Task brief: Pull out every line with the word "Orchestry".

Record set:

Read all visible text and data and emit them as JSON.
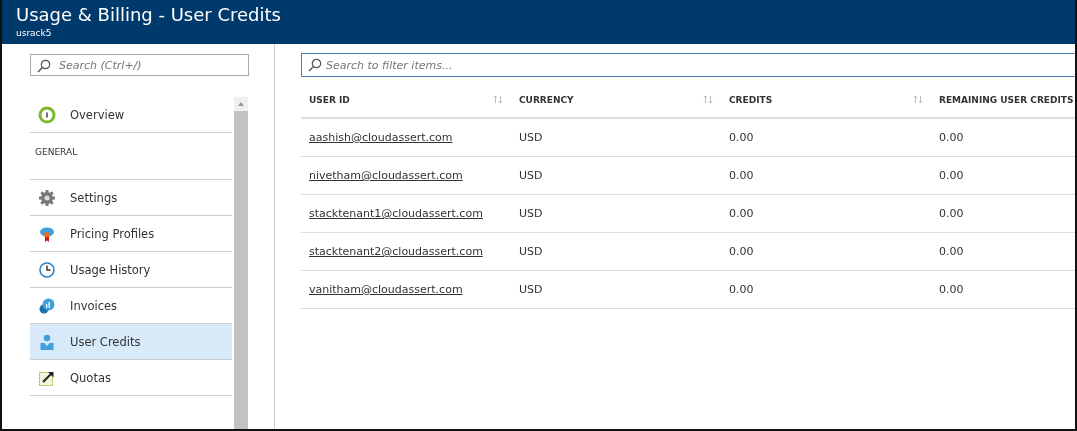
{
  "header": {
    "title": "Usage & Billing - User Credits",
    "subtitle": "usrack5"
  },
  "sidebar": {
    "search": {
      "placeholder": "Search (Ctrl+/)"
    },
    "top_items": [
      {
        "label": "Overview",
        "kind": "overview",
        "selected": false
      }
    ],
    "section": "GENERAL",
    "items": [
      {
        "label": "Settings",
        "kind": "settings",
        "selected": false
      },
      {
        "label": "Pricing Profiles",
        "kind": "pricing",
        "selected": false
      },
      {
        "label": "Usage History",
        "kind": "history",
        "selected": false
      },
      {
        "label": "Invoices",
        "kind": "invoices",
        "selected": false
      },
      {
        "label": "User Credits",
        "kind": "user",
        "selected": true
      },
      {
        "label": "Quotas",
        "kind": "quotas",
        "selected": false
      }
    ]
  },
  "filter": {
    "placeholder": "Search to filter items..."
  },
  "table": {
    "columns": [
      {
        "label": "USER ID",
        "sortable": true
      },
      {
        "label": "CURRENCY",
        "sortable": true
      },
      {
        "label": "CREDITS",
        "sortable": true
      },
      {
        "label": "REMAINING USER CREDITS"
      }
    ],
    "rows": [
      [
        "aashish@cloudassert.com",
        "USD",
        "0.00",
        "0.00"
      ],
      [
        "nivetham@cloudassert.com",
        "USD",
        "0.00",
        "0.00"
      ],
      [
        "stacktenant1@cloudassert.com",
        "USD",
        "0.00",
        "0.00"
      ],
      [
        "stacktenant2@cloudassert.com",
        "USD",
        "0.00",
        "0.00"
      ],
      [
        "vanitham@cloudassert.com",
        "USD",
        "0.00",
        "0.00"
      ]
    ]
  }
}
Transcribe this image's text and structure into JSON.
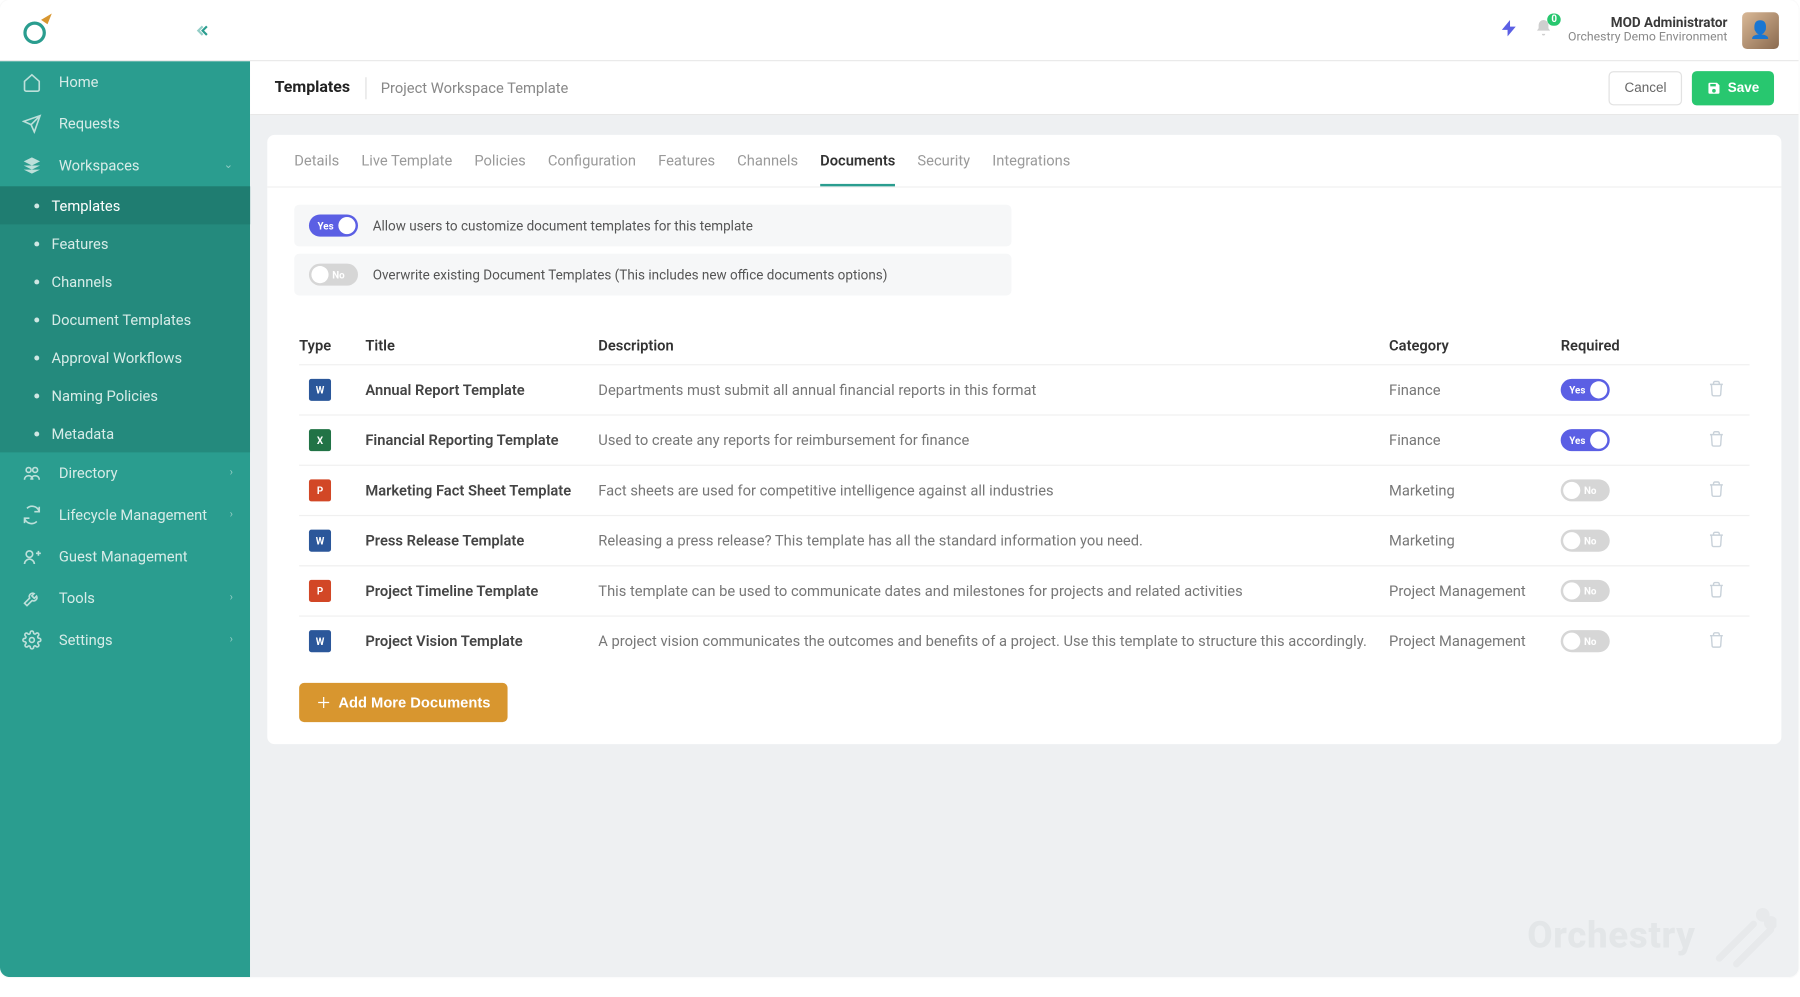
{
  "topbar": {
    "notifications_count": "0",
    "user_name": "MOD Administrator",
    "environment": "Orchestry Demo Environment"
  },
  "sidebar": {
    "items": [
      {
        "label": "Home"
      },
      {
        "label": "Requests"
      },
      {
        "label": "Workspaces"
      },
      {
        "label": "Directory"
      },
      {
        "label": "Lifecycle Management"
      },
      {
        "label": "Guest Management"
      },
      {
        "label": "Tools"
      },
      {
        "label": "Settings"
      }
    ],
    "workspaces_sub": [
      {
        "label": "Templates"
      },
      {
        "label": "Features"
      },
      {
        "label": "Channels"
      },
      {
        "label": "Document Templates"
      },
      {
        "label": "Approval Workflows"
      },
      {
        "label": "Naming Policies"
      },
      {
        "label": "Metadata"
      }
    ]
  },
  "header": {
    "breadcrumb_root": "Templates",
    "breadcrumb_current": "Project Workspace Template",
    "cancel_label": "Cancel",
    "save_label": "Save"
  },
  "tabs": [
    "Details",
    "Live Template",
    "Policies",
    "Configuration",
    "Features",
    "Channels",
    "Documents",
    "Security",
    "Integrations"
  ],
  "active_tab": "Documents",
  "settings": {
    "allow_customize": {
      "value": "Yes",
      "label": "Allow users to customize document templates for this template"
    },
    "overwrite": {
      "value": "No",
      "label": "Overwrite existing Document Templates (This includes new office documents options)"
    }
  },
  "table": {
    "columns": {
      "type": "Type",
      "title": "Title",
      "description": "Description",
      "category": "Category",
      "required": "Required"
    },
    "rows": [
      {
        "type": "word",
        "title": "Annual Report Template",
        "description": "Departments must submit all annual financial reports in this format",
        "category": "Finance",
        "required": true
      },
      {
        "type": "excel",
        "title": "Financial Reporting Template",
        "description": "Used to create any reports for reimbursement for finance",
        "category": "Finance",
        "required": true
      },
      {
        "type": "ppt",
        "title": "Marketing Fact Sheet Template",
        "description": "Fact sheets are used for competitive intelligence against all industries",
        "category": "Marketing",
        "required": false
      },
      {
        "type": "word",
        "title": "Press Release Template",
        "description": "Releasing a press release? This template has all the standard information you need.",
        "category": "Marketing",
        "required": false
      },
      {
        "type": "ppt",
        "title": "Project Timeline Template",
        "description": "This template can be used to communicate dates and milestones for projects and related activities",
        "category": "Project Management",
        "required": false
      },
      {
        "type": "word",
        "title": "Project Vision Template",
        "description": "A project vision communicates the outcomes and benefits of a project. Use this template to structure this accordingly.",
        "category": "Project Management",
        "required": false
      }
    ]
  },
  "toggle_labels": {
    "yes": "Yes",
    "no": "No"
  },
  "add_button": "Add More Documents",
  "watermark": "Orchestry"
}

Response for this exercise:
    "environment": "Orchestry Demo Environment"
  "watermark": "Orchestry"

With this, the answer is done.